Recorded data
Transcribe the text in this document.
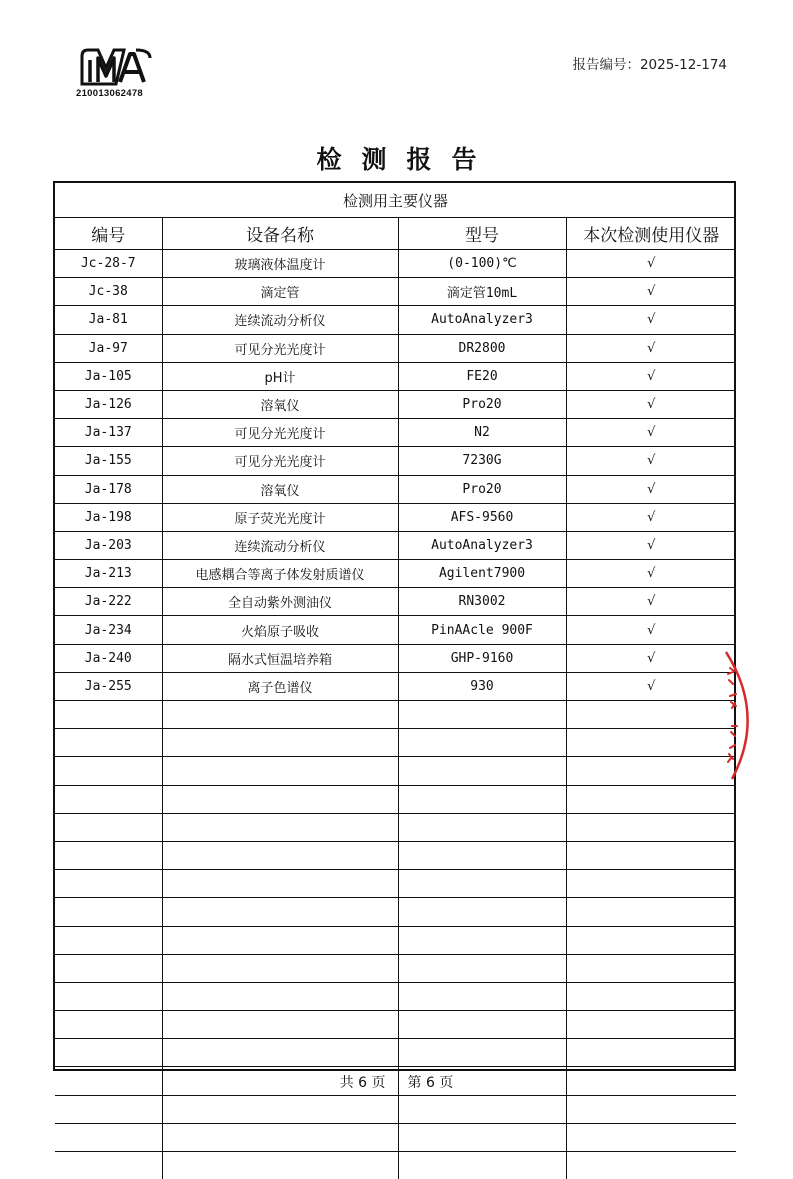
210013062478
报告编号：2025-12-174
检测报告
检测用主要仪器			
编号	设备名称	型号	本次检测使用仪器
Jc-28-7	玻璃液体温度计	(0-100)℃	√
Jc-38	滴定管	滴定管10mL	√
Ja-81	连续流动分析仪	AutoAnalyzer3	√
Ja-97	可见分光光度计	DR2800	√
Ja-105	pH计	FE20	√
Ja-126	溶氧仪	Pro20	√
Ja-137	可见分光光度计	N2	√
Ja-155	可见分光光度计	7230G	√
Ja-178	溶氧仪	Pro20	√
Ja-198	原子荧光光度计	AFS-9560	√
Ja-203	连续流动分析仪	AutoAnalyzer3	√
Ja-213	电感耦合等离子体发射质谱仪	Agilent7900	√
Ja-222	全自动紫外测油仪	RN3002	√
Ja-234	火焰原子吸收	PinAAcle 900F	√
Ja-240	隔水式恒温培养箱	GHP-9160	√
Ja-255	离子色谱仪	930	√

共 6 页 第 6 页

What the task asks> Collect the complete line wherever the string "连续流动分析仪" appears in the records.

Solution>
Ja-81	连续流动分析仪	AutoAnalyzer3	√
Ja-203	连续流动分析仪	AutoAnalyzer3	√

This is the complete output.